BEGIN ROWS
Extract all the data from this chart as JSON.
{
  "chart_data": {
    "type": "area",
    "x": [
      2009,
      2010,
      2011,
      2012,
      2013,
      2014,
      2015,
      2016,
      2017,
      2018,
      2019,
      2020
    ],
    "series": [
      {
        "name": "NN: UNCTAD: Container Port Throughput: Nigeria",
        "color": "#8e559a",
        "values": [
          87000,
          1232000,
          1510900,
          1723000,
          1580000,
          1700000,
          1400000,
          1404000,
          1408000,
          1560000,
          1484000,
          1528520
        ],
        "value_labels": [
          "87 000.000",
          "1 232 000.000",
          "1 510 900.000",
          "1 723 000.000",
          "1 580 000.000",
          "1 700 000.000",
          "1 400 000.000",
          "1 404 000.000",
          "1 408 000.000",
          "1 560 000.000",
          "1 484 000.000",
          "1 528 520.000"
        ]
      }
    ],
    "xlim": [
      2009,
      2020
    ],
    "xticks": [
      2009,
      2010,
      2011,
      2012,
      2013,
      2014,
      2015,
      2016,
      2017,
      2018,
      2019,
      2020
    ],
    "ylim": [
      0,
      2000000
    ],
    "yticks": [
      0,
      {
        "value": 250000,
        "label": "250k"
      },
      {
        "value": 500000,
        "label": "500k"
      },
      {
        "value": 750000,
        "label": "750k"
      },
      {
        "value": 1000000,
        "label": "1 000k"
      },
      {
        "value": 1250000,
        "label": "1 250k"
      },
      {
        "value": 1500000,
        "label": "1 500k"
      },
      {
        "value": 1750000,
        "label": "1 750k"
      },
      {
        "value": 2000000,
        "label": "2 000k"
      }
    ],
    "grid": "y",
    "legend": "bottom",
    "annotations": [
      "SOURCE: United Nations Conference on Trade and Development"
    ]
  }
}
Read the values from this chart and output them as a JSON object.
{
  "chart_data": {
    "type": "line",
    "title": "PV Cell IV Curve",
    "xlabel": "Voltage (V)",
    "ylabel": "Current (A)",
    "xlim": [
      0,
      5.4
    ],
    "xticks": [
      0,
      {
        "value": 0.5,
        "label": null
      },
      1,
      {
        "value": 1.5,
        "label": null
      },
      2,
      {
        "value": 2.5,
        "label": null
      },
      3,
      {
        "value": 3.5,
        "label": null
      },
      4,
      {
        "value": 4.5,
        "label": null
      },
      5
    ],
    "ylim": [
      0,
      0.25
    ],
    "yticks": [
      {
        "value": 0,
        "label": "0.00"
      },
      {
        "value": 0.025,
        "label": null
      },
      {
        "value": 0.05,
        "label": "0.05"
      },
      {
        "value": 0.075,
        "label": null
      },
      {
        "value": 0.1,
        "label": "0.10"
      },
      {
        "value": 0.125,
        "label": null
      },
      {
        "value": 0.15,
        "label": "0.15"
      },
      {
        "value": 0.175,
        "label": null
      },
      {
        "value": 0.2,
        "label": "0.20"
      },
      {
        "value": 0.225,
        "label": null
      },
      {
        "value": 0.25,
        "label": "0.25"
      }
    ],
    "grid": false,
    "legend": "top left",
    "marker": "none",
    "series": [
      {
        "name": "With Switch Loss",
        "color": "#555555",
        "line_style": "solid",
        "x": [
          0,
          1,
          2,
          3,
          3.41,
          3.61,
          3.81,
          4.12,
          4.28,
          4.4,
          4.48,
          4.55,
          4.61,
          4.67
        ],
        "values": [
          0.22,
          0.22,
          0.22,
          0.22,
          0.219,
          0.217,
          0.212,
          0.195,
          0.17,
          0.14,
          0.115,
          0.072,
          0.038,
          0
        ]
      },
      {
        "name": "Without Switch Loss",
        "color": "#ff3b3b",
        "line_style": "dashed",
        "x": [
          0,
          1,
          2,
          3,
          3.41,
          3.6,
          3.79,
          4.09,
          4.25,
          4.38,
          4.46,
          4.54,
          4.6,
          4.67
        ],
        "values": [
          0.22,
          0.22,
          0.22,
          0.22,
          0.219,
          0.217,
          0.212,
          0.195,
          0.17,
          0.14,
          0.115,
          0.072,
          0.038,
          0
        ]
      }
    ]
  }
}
END ROWS
• TASK REQUIREMENTS
Using the records above, copy each line that contains "Switch".

• WRITTEN ANSWER
        "name": "With Switch Loss",
        "name": "Without Switch Loss",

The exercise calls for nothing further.